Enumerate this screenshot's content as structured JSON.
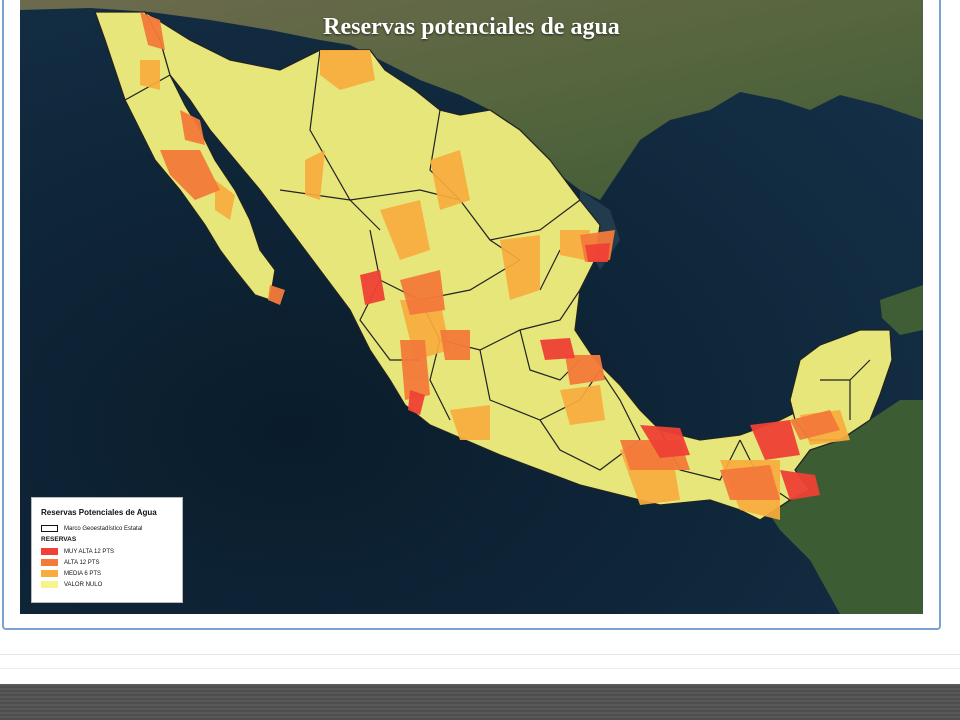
{
  "map": {
    "title": "Reservas potenciales de agua"
  },
  "legend": {
    "title": "Reservas Potenciales de Agua",
    "boundary_label": "Marco Geoestadístico Estatal",
    "heading": "RESERVAS",
    "items": [
      {
        "label": "MUY ALTA 12 PTS",
        "color": "#ef4135"
      },
      {
        "label": "ALTA 12 PTS",
        "color": "#f47a3a"
      },
      {
        "label": "MEDIA 6 PTS",
        "color": "#f9ac3e"
      },
      {
        "label": "VALOR NULO",
        "color": "#f7f48b"
      }
    ]
  },
  "colors": {
    "ocean": "#0d2234",
    "land_satellite": "#5c6b45",
    "territory": "#e6e67a",
    "state_border": "#222222"
  }
}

### PROBLEM
Identify the lines that hold the word "ALTA". Copy every one of them.

### EXERCISE OUTPUT
        "label": "MUY ALTA 12 PTS",
        "label": "ALTA 12 PTS",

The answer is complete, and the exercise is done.